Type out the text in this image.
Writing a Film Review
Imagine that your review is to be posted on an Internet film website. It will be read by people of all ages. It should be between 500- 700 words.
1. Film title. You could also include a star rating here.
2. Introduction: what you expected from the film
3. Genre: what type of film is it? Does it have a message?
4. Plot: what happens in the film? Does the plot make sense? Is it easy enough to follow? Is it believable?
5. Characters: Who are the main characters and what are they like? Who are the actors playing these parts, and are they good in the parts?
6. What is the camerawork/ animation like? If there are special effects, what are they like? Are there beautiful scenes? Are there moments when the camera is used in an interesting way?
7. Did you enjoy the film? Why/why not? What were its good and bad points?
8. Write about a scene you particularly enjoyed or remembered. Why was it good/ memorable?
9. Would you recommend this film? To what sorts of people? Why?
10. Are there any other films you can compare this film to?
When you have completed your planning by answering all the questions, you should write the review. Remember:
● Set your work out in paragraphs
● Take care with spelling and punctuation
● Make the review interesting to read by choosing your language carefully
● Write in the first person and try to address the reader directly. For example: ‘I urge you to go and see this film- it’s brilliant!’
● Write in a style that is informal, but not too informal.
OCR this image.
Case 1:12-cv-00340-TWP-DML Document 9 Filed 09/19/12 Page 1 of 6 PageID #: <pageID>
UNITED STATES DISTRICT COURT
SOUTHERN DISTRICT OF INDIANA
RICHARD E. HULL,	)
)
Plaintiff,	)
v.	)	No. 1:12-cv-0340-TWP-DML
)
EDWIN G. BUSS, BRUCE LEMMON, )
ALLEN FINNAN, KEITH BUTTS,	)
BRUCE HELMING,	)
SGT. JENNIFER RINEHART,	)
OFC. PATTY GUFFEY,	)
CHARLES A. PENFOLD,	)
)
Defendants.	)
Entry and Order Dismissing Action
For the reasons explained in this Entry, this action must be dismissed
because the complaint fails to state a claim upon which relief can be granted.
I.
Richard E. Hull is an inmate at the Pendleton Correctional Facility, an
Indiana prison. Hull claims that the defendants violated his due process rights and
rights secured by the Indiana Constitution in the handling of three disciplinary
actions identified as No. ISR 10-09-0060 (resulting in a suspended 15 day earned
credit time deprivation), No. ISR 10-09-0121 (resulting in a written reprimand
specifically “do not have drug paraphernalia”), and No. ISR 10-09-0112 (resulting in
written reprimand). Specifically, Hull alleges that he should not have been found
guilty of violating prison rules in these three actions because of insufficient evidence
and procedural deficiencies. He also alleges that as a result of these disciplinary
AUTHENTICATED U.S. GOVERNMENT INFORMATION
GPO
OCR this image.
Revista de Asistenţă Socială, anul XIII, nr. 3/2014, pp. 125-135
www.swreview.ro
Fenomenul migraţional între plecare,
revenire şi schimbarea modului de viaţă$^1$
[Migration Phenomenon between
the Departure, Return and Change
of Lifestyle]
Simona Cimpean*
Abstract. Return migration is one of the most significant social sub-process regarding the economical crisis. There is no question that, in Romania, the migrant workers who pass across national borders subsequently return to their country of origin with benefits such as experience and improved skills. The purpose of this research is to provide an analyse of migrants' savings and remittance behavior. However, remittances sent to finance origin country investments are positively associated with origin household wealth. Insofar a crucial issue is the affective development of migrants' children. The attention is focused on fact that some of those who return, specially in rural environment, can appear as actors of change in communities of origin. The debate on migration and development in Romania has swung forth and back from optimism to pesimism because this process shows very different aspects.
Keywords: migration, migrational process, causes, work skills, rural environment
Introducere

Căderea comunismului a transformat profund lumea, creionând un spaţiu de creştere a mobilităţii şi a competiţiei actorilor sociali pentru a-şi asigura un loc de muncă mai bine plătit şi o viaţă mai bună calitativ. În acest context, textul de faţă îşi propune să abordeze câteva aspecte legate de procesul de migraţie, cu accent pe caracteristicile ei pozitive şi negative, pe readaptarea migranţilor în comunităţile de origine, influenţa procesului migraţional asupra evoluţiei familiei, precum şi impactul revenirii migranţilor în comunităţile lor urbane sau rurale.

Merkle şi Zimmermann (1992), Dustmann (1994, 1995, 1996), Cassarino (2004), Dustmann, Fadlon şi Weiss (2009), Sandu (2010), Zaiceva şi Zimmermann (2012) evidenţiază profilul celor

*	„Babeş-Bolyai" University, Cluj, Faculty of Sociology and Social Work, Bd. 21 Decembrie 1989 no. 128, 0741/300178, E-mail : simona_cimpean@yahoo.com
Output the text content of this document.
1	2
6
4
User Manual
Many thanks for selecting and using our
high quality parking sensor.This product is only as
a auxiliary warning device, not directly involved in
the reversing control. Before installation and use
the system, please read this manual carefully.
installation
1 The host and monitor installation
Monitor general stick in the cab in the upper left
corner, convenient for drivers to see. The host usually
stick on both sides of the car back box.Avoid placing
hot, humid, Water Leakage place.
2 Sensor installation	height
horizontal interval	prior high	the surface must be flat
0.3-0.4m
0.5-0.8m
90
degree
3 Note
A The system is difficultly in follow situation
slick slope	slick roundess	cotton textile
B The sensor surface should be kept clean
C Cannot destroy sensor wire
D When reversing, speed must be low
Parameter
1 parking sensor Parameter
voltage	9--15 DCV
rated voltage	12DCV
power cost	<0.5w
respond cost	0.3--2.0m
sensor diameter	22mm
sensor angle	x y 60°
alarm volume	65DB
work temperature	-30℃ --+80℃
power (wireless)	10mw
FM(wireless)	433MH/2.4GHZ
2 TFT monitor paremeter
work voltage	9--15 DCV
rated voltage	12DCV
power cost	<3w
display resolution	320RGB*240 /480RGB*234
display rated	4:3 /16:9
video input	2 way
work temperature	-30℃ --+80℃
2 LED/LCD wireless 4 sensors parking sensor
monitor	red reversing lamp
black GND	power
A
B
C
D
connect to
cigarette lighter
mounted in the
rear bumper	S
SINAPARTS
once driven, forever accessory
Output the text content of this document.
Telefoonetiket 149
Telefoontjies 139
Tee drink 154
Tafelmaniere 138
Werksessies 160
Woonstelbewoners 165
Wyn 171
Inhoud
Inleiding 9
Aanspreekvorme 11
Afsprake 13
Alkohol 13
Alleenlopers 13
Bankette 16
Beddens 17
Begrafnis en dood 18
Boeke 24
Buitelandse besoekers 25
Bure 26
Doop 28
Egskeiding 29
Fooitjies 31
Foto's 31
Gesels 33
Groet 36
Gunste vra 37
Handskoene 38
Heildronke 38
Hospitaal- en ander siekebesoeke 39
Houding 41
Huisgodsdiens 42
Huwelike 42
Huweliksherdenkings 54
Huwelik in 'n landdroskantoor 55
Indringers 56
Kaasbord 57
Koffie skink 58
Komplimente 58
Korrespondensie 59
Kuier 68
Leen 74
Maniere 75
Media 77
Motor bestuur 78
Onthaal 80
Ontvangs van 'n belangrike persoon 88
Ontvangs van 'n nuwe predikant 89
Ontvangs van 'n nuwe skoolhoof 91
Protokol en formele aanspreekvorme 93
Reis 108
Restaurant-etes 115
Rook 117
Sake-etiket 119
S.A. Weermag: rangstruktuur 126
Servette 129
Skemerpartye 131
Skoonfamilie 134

◆ **Your objective**: Print the records above exactly as they appear.

◆ **Solution to this exercise**:
Type out the text in this image.
Writing a Film Review
Imagine that your review is to be posted on an Internet film website. It will be read by people of all ages. It should be between 500- 700 words.
1. Film title. You could also include a star rating here.
2. Introduction: what you expected from the film
3. Genre: what type of film is it? Does it have a message?
4. Plot: what happens in the film? Does the plot make sense? Is it easy enough to follow? Is it believable?
5. Characters: Who are the main characters and what are they like? Who are the actors playing these parts, and are they good in the parts?
6. What is the camerawork/ animation like? If there are special effects, what are they like? Are there beautiful scenes? Are there moments when the camera is used in an interesting way?
7. Did you enjoy the film? Why/why not? What were its good and bad points?
8. Write about a scene you particularly enjoyed or remembered. Why was it good/ memorable?
9. Would you recommend this film? To what sorts of people? Why?
10. Are there any other films you can compare this film to?
When you have completed your planning by answering all the questions, you should write the review. Remember:
● Set your work out in paragraphs
● Take care with spelling and punctuation
● Make the review interesting to read by choosing your language carefully
● Write in the first person and try to address the reader directly. For example: ‘I urge you to go and see this film- it’s brilliant!’
● Write in a style that is informal, but not too informal.
OCR this image.
Case 1:12-cv-00340-TWP-DML Document 9 Filed 09/19/12 Page 1 of 6 PageID #: <pageID>
UNITED STATES DISTRICT COURT
SOUTHERN DISTRICT OF INDIANA
RICHARD E. HULL,	)
)
Plaintiff,	)
v.	)	No. 1:12-cv-0340-TWP-DML
)
EDWIN G. BUSS, BRUCE LEMMON, )
ALLEN FINNAN, KEITH BUTTS,	)
BRUCE HELMING,	)
SGT. JENNIFER RINEHART,	)
OFC. PATTY GUFFEY,	)
CHARLES A. PENFOLD,	)
)
Defendants.	)
Entry and Order Dismissing Action
For the reasons explained in this Entry, this action must be dismissed
because the complaint fails to state a claim upon which relief can be granted.
I.
Richard E. Hull is an inmate at the Pendleton Correctional Facility, an
Indiana prison. Hull claims that the defendants violated his due process rights and
rights secured by the Indiana Constitution in the handling of three disciplinary
actions identified as No. ISR 10-09-0060 (resulting in a suspended 15 day earned
credit time deprivation), No. ISR 10-09-0121 (resulting in a written reprimand
specifically “do not have drug paraphernalia”), and No. ISR 10-09-0112 (resulting in
written reprimand). Specifically, Hull alleges that he should not have been found
guilty of violating prison rules in these three actions because of insufficient evidence
and procedural deficiencies. He also alleges that as a result of these disciplinary
AUTHENTICATED U.S. GOVERNMENT INFORMATION
GPO
OCR this image.
Revista de Asistenţă Socială, anul XIII, nr. 3/2014, pp. 125-135
www.swreview.ro
Fenomenul migraţional între plecare,
revenire şi schimbarea modului de viaţă$^1$
[Migration Phenomenon between
the Departure, Return and Change
of Lifestyle]
Simona Cimpean*
Abstract. Return migration is one of the most significant social sub-process regarding the economical crisis. There is no question that, in Romania, the migrant workers who pass across national borders subsequently return to their country of origin with benefits such as experience and improved skills. The purpose of this research is to provide an analyse of migrants' savings and remittance behavior. However, remittances sent to finance origin country investments are positively associated with origin household wealth. Insofar a crucial issue is the affective development of migrants' children. The attention is focused on fact that some of those who return, specially in rural environment, can appear as actors of change in communities of origin. The debate on migration and development in Romania has swung forth and back from optimism to pesimism because this process shows very different aspects.
Keywords: migration, migrational process, causes, work skills, rural environment
Introducere

Căderea comunismului a transformat profund lumea, creionând un spaţiu de creştere a mobilităţii şi a competiţiei actorilor sociali pentru a-şi asigura un loc de muncă mai bine plătit şi o viaţă mai bună calitativ. În acest context, textul de faţă îşi propune să abordeze câteva aspecte legate de procesul de migraţie, cu accent pe caracteristicile ei pozitive şi negative, pe readaptarea migranţilor în comunităţile de origine, influenţa procesului migraţional asupra evoluţiei familiei, precum şi impactul revenirii migranţilor în comunităţile lor urbane sau rurale.

Merkle şi Zimmermann (1992), Dustmann (1994, 1995, 1996), Cassarino (2004), Dustmann, Fadlon şi Weiss (2009), Sandu (2010), Zaiceva şi Zimmermann (2012) evidenţiază profilul celor

*	„Babeş-Bolyai" University, Cluj, Faculty of Sociology and Social Work, Bd. 21 Decembrie 1989 no. 128, 0741/300178, E-mail : simona_cimpean@yahoo.com
Output the text content of this document.
1	2
6
4
User Manual
Many thanks for selecting and using our
high quality parking sensor.This product is only as
a auxiliary warning device, not directly involved in
the reversing control. Before installation and use
the system, please read this manual carefully.
installation
1 The host and monitor installation
Monitor general stick in the cab in the upper left
corner, convenient for drivers to see. The host usually
stick on both sides of the car back box.Avoid placing
hot, humid, Water Leakage place.
2 Sensor installation	height
horizontal interval	prior high	the surface must be flat
0.3-0.4m
0.5-0.8m
90
degree
3 Note
A The system is difficultly in follow situation
slick slope	slick roundess	cotton textile
B The sensor surface should be kept clean
C Cannot destroy sensor wire
D When reversing, speed must be low
Parameter
1 parking sensor Parameter
voltage	9--15 DCV
rated voltage	12DCV
power cost	<0.5w
respond cost	0.3--2.0m
sensor diameter	22mm
sensor angle	x y 60°
alarm volume	65DB
work temperature	-30℃ --+80℃
power (wireless)	10mw
FM(wireless)	433MH/2.4GHZ
2 TFT monitor paremeter
work voltage	9--15 DCV
rated voltage	12DCV
power cost	<3w
display resolution	320RGB*240 /480RGB*234
display rated	4:3 /16:9
video input	2 way
work temperature	-30℃ --+80℃
2 LED/LCD wireless 4 sensors parking sensor
monitor	red reversing lamp
black GND	power
A
B
C
D
connect to
cigarette lighter
mounted in the
rear bumper	S
SINAPARTS
once driven, forever accessory
Output the text content of this document.
Telefoonetiket 149
Telefoontjies 139
Tee drink 154
Tafelmaniere 138
Werksessies 160
Woonstelbewoners 165
Wyn 171
Inhoud
Inleiding 9
Aanspreekvorme 11
Afsprake 13
Alkohol 13
Alleenlopers 13
Bankette 16
Beddens 17
Begrafnis en dood 18
Boeke 24
Buitelandse besoekers 25
Bure 26
Doop 28
Egskeiding 29
Fooitjies 31
Foto's 31
Gesels 33
Groet 36
Gunste vra 37
Handskoene 38
Heildronke 38
Hospitaal- en ander siekebesoeke 39
Houding 41
Huisgodsdiens 42
Huwelike 42
Huweliksherdenkings 54
Huwelik in 'n landdroskantoor 55
Indringers 56
Kaasbord 57
Koffie skink 58
Komplimente 58
Korrespondensie 59
Kuier 68
Leen 74
Maniere 75
Media 77
Motor bestuur 78
Onthaal 80
Ontvangs van 'n belangrike persoon 88
Ontvangs van 'n nuwe predikant 89
Ontvangs van 'n nuwe skoolhoof 91
Protokol en formele aanspreekvorme 93
Reis 108
Restaurant-etes 115
Rook 117
Sake-etiket 119
S.A. Weermag: rangstruktuur 126
Servette 129
Skemerpartye 131
Skoonfamilie 134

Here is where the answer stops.